## Task details
In the listing below, find every line with the string "栃木消毒" and pull it out.

## Provided data

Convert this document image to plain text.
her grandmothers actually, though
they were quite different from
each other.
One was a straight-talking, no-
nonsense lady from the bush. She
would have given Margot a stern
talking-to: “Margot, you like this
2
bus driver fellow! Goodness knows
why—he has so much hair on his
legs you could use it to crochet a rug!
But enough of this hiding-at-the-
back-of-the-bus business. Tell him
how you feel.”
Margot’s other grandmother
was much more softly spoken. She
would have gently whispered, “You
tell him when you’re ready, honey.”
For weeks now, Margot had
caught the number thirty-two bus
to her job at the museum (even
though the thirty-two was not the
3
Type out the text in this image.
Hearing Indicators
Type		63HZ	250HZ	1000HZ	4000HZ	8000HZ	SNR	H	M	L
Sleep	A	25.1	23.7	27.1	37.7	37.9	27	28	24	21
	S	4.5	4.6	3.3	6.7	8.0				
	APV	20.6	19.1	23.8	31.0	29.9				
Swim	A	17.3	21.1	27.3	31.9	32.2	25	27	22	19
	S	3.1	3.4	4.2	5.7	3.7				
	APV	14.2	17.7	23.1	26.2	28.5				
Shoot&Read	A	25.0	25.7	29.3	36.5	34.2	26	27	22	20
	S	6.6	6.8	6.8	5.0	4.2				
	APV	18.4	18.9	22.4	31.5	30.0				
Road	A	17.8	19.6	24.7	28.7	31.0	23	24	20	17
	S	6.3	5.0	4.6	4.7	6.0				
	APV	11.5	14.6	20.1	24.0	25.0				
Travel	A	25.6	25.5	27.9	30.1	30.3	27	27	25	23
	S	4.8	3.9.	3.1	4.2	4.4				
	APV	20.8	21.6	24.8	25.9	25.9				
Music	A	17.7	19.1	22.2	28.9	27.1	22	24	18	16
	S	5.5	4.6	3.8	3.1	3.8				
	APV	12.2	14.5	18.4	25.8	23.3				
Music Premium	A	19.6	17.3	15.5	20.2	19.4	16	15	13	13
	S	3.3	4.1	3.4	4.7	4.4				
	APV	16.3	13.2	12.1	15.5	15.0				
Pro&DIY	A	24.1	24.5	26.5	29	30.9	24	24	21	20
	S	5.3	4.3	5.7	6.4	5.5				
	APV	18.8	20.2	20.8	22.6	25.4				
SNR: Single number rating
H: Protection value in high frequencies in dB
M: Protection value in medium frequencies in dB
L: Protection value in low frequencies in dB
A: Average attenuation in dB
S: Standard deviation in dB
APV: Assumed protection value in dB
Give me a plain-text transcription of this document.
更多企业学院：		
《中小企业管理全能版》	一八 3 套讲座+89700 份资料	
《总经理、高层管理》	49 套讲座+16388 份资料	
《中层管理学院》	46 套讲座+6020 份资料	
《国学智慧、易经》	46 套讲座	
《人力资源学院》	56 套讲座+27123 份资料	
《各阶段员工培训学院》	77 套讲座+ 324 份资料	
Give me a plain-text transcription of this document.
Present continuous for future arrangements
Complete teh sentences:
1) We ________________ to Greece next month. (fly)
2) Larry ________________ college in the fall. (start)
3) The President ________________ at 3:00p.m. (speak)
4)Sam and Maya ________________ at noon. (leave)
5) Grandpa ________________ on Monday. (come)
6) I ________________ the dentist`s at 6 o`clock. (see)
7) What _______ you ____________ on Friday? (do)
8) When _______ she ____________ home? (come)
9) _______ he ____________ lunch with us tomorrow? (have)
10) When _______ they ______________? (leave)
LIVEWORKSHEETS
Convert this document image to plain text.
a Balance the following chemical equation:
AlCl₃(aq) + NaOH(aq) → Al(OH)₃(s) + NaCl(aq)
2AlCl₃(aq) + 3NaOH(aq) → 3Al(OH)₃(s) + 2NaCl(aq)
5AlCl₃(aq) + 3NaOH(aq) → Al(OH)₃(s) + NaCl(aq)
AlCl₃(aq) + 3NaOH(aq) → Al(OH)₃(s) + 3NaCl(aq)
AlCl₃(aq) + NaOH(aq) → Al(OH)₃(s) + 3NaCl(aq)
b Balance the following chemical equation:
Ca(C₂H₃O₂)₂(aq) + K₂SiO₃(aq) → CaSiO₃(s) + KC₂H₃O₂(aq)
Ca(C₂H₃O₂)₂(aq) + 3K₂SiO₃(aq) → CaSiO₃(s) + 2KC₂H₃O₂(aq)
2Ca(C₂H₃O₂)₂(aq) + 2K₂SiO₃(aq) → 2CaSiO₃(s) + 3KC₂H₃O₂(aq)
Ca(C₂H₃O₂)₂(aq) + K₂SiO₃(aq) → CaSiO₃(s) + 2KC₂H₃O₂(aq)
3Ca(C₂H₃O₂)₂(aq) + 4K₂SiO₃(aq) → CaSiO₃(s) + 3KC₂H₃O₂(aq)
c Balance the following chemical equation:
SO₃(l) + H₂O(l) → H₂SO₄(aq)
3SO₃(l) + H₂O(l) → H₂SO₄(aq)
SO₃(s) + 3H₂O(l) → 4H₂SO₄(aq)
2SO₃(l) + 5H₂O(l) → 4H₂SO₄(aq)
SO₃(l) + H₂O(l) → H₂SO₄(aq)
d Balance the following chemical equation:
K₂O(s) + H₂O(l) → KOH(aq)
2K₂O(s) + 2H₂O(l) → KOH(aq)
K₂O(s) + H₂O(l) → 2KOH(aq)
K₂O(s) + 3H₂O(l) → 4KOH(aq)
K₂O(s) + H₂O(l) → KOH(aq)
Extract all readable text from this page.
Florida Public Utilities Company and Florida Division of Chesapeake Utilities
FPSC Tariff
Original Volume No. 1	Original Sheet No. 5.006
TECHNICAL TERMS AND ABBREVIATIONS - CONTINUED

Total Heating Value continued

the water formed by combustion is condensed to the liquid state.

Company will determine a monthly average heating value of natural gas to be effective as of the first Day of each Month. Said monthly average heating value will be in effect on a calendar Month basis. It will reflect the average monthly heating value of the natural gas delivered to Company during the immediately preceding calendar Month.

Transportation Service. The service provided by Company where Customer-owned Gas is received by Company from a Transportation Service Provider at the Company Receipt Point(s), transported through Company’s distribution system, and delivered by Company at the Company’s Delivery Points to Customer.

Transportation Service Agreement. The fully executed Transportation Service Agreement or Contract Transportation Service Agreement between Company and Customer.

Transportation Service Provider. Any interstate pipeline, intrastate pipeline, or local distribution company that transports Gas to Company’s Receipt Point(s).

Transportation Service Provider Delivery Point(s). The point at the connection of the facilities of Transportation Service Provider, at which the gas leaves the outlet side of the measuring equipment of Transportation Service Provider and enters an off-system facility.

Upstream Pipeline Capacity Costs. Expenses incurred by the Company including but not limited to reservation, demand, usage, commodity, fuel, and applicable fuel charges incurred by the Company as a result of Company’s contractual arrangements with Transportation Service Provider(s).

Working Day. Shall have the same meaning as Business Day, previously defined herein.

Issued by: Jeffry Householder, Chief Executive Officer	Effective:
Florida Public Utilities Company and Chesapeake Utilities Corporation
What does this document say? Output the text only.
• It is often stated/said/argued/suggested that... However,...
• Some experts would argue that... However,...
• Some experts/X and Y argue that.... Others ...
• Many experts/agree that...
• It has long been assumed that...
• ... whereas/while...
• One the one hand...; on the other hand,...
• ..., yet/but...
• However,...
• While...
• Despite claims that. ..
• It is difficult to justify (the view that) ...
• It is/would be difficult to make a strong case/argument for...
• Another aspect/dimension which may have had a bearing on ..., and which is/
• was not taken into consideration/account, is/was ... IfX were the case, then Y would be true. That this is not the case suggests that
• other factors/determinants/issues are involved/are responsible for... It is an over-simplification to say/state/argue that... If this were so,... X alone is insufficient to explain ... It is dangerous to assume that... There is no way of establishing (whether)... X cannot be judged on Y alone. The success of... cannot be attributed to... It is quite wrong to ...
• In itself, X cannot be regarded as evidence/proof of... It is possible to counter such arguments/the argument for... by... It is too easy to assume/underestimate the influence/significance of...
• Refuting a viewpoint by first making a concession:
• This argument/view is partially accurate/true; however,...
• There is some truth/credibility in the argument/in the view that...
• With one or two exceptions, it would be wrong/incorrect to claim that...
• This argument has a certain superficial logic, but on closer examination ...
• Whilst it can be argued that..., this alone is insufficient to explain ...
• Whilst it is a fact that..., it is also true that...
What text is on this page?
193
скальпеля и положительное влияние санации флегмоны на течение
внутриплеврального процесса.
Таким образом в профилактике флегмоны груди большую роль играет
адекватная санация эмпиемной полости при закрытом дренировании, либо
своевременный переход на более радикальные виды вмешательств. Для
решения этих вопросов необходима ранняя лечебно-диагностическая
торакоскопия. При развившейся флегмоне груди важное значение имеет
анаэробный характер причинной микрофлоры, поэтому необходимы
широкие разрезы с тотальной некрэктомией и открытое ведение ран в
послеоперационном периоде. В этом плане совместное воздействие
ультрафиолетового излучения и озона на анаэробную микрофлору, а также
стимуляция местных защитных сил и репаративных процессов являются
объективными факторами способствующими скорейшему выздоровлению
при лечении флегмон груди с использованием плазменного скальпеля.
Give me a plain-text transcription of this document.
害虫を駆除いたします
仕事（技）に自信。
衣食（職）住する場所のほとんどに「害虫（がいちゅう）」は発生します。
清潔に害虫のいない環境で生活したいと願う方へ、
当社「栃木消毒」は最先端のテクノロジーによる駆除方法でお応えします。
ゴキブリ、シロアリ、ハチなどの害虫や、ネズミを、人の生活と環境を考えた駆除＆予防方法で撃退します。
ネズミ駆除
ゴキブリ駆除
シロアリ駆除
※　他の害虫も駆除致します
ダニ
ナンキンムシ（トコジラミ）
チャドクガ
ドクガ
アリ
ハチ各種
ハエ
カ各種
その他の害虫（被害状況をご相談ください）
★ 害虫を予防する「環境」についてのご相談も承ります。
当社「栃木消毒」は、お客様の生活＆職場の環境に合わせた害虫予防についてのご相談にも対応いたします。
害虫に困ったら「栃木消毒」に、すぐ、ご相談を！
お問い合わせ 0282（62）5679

## Answer to this exercise
当社「栃木消毒」は最先端のテクノロジーによる駆除方法でお応えします。
当社「栃木消毒」は、お客様の生活＆職場の環境に合わせた害虫予防についてのご相談にも対応いたします。
害虫に困ったら「栃木消毒」に、すぐ、ご相談を！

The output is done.